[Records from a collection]
* * * * * * * * *

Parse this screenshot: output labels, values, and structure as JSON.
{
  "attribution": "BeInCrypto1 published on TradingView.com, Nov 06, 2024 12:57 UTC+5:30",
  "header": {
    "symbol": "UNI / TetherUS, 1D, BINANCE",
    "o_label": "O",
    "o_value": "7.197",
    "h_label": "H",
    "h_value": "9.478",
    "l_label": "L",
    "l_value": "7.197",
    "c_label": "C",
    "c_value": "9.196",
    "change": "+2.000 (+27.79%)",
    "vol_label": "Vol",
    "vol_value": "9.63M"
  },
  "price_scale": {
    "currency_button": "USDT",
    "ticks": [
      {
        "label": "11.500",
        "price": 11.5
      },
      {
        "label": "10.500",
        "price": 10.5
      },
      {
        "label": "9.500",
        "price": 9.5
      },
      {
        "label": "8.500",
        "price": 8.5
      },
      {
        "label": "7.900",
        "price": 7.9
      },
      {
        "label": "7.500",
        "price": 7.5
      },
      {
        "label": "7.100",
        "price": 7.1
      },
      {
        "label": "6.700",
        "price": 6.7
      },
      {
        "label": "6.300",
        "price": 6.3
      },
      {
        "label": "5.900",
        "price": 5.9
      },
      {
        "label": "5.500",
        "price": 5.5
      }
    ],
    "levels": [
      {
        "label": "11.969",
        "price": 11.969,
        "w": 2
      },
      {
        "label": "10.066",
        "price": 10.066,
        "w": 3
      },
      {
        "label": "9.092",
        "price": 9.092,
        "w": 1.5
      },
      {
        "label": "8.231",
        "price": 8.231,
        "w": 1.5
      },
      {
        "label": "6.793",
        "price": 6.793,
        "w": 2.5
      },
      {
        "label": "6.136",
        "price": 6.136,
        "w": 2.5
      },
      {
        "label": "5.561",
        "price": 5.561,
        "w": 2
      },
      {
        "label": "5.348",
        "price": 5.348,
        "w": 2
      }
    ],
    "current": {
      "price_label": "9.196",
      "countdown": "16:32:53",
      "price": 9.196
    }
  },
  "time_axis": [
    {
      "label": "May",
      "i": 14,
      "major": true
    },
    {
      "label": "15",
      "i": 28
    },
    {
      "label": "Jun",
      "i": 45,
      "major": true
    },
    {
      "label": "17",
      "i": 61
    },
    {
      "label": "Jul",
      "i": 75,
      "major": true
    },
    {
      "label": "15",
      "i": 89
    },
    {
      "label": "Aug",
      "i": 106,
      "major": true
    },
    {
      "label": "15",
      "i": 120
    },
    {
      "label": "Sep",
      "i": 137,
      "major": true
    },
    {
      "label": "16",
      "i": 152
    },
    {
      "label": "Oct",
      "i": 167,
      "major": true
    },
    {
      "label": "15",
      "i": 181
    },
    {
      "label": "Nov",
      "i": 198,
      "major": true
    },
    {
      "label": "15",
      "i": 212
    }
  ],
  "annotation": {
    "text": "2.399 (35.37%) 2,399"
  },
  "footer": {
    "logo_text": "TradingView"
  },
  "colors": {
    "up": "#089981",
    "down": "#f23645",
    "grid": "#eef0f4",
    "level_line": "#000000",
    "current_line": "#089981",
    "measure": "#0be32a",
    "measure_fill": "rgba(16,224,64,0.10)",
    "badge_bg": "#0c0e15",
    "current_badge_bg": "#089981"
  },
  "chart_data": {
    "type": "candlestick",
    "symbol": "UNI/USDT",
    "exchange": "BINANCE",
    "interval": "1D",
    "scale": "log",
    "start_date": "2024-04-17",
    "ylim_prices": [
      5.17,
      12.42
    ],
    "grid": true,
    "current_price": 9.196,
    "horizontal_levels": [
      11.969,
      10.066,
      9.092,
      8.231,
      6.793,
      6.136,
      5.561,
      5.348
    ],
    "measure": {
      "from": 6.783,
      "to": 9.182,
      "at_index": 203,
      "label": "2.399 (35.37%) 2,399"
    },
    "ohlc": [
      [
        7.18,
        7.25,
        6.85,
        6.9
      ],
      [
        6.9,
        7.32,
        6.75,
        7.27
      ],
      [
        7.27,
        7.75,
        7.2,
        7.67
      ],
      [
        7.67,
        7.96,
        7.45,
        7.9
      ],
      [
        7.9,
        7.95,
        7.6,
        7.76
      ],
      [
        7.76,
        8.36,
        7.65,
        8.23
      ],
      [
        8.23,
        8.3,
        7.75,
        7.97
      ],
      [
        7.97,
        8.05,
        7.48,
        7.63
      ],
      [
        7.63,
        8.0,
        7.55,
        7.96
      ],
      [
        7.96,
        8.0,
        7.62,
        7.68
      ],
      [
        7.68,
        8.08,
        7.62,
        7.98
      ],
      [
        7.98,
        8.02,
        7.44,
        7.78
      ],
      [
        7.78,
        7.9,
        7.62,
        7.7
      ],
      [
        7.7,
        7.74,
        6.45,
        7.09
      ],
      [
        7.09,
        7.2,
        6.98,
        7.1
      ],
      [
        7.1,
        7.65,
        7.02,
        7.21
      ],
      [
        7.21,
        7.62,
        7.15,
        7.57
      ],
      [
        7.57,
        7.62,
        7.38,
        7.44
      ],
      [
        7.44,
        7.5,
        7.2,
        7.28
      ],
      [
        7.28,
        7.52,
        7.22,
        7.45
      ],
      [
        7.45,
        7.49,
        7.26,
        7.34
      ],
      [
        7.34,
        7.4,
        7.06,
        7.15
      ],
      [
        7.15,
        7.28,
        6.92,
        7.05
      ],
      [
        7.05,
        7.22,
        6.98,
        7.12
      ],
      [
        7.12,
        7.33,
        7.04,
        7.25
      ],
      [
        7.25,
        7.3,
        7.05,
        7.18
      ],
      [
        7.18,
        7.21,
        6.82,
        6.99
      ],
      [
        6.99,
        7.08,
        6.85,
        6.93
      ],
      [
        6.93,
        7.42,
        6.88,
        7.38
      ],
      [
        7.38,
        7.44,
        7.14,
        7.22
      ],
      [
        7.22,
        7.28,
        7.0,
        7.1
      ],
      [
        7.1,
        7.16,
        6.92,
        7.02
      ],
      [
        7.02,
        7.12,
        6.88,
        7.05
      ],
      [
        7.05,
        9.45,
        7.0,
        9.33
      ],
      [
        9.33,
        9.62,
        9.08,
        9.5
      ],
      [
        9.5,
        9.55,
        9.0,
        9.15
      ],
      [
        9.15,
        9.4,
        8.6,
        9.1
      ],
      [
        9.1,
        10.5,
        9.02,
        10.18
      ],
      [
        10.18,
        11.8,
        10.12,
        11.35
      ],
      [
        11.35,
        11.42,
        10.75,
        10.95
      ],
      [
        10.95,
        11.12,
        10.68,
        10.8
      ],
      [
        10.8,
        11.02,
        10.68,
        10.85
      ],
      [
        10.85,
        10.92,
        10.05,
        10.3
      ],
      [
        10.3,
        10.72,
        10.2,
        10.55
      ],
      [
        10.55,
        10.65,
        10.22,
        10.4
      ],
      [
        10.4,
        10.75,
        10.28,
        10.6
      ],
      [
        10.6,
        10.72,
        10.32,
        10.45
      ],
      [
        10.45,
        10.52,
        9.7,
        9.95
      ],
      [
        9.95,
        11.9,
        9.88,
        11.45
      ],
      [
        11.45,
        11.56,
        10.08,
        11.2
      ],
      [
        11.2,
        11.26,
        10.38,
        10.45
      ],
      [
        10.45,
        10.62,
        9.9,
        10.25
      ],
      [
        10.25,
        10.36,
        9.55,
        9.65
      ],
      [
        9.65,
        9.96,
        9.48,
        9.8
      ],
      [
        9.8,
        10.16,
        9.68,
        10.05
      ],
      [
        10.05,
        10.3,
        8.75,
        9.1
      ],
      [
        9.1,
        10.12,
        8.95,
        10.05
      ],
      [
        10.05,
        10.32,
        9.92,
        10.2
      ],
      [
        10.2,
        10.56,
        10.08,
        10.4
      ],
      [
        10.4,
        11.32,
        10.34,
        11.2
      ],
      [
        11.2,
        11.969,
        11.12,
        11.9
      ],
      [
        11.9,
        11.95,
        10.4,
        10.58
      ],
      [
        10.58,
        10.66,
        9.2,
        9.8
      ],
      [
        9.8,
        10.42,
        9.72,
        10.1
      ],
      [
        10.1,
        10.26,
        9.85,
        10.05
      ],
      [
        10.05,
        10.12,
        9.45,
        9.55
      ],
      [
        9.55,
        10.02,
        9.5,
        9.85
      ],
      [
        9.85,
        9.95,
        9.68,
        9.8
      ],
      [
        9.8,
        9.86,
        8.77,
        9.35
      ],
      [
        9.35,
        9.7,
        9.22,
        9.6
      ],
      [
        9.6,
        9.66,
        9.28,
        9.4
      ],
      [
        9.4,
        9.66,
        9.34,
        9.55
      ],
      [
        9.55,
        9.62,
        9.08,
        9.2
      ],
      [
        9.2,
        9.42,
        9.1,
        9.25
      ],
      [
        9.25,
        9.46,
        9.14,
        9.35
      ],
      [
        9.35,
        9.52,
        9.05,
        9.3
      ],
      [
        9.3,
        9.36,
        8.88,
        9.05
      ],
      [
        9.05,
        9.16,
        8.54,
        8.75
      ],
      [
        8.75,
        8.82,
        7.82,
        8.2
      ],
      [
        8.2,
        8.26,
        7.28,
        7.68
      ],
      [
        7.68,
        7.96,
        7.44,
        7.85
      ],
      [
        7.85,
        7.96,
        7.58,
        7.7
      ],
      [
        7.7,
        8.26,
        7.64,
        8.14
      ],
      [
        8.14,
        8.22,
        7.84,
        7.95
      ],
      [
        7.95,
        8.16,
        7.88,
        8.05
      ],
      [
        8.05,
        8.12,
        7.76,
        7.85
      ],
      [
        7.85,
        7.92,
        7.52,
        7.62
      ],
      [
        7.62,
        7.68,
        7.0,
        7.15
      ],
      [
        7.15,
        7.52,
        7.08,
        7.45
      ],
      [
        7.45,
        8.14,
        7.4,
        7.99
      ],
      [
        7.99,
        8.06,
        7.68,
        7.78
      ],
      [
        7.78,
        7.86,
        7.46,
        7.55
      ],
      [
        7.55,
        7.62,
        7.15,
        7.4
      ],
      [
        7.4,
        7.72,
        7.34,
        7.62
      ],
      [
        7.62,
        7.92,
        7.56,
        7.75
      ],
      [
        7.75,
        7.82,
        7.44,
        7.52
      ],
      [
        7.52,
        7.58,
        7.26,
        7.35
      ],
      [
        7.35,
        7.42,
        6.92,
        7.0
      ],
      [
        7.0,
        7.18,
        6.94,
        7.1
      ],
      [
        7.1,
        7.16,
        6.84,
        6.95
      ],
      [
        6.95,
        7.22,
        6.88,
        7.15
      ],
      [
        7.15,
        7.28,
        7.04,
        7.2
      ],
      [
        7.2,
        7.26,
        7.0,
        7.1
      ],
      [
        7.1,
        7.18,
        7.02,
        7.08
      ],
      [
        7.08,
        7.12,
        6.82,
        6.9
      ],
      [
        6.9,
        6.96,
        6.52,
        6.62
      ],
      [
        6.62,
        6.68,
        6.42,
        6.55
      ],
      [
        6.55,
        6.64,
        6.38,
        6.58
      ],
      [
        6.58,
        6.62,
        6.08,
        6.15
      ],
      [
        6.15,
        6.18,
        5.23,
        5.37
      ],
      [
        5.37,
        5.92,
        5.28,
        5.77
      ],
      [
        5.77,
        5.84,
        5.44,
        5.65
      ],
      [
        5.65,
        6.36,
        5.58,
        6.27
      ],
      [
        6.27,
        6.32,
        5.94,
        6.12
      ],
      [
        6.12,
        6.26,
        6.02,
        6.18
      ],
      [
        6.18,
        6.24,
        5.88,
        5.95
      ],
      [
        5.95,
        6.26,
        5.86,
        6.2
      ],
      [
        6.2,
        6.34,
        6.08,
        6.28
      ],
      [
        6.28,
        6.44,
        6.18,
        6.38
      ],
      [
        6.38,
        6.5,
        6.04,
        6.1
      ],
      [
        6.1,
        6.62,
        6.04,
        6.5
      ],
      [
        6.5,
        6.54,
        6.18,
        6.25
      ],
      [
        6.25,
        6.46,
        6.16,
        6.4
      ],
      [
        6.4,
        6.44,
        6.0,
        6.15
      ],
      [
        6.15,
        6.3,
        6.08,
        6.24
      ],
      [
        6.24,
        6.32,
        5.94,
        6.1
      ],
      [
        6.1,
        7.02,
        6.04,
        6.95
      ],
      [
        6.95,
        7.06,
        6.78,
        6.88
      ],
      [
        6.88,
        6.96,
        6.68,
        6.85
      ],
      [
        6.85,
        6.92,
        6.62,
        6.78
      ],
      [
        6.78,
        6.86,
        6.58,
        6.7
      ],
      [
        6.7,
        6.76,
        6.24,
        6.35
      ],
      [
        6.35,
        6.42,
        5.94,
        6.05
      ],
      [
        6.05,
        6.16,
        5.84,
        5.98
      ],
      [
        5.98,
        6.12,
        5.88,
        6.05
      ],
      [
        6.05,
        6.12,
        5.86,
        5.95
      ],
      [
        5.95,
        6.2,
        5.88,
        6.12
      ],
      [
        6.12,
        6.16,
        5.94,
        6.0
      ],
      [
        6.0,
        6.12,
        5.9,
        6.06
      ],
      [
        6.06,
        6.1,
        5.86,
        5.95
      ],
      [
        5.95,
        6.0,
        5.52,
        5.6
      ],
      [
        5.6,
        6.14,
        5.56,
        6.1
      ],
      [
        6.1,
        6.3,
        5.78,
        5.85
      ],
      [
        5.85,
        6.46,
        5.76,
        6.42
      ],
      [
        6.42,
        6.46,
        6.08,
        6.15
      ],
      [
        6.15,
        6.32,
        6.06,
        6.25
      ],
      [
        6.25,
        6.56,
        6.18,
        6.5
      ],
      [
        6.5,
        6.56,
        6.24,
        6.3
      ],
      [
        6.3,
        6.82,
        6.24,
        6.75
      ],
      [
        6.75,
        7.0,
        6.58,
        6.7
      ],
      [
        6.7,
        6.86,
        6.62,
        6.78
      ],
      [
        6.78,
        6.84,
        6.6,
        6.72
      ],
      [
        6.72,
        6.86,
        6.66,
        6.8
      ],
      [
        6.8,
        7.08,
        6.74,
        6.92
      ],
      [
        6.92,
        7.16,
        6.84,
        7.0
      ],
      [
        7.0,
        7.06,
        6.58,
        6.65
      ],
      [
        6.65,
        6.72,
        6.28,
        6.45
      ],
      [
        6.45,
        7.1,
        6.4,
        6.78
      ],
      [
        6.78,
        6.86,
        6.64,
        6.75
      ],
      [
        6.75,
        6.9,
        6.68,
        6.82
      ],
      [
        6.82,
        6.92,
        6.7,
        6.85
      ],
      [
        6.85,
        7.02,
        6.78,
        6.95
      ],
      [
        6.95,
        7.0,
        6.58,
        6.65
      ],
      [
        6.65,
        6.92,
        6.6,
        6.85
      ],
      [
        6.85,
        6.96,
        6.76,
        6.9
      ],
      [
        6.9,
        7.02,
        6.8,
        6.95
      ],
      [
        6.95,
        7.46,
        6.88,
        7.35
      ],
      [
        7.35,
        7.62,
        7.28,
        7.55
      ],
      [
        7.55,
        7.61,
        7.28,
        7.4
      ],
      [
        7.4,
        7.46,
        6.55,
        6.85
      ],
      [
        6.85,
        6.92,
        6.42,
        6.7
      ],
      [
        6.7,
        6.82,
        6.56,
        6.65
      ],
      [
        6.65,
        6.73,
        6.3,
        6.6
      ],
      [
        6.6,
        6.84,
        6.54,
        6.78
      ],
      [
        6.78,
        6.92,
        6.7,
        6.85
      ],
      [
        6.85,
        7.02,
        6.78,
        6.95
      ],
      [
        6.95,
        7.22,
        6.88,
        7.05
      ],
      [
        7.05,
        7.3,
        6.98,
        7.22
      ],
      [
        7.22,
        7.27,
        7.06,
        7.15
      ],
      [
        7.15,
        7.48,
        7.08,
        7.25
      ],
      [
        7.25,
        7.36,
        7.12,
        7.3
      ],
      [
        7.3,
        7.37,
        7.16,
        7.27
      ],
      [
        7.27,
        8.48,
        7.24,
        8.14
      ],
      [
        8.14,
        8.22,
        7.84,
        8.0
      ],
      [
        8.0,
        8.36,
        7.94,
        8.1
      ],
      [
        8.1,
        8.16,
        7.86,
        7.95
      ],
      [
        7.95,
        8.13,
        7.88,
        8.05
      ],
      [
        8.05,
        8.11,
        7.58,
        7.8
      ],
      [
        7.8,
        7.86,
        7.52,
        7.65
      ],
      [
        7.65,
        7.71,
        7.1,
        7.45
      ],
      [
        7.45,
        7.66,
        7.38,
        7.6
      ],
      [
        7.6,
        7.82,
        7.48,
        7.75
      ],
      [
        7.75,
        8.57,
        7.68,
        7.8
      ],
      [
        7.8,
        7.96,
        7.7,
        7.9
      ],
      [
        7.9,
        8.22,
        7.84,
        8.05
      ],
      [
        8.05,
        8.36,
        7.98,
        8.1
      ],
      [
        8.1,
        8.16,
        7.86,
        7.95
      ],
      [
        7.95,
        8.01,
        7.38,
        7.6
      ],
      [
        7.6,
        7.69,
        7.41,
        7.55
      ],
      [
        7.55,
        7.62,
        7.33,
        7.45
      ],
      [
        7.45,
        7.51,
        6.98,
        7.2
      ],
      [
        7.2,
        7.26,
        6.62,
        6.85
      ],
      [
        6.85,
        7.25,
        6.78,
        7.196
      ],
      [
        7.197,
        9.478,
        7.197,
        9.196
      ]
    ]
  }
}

* * * * * * * * *

Using the listing above, pull out all lines that hold the word "TradingView".

**Answer in full**.
  "attribution": "BeInCrypto1 published on TradingView.com, Nov 06, 2024 12:57 UTC+5:30",
    "logo_text": "TradingView"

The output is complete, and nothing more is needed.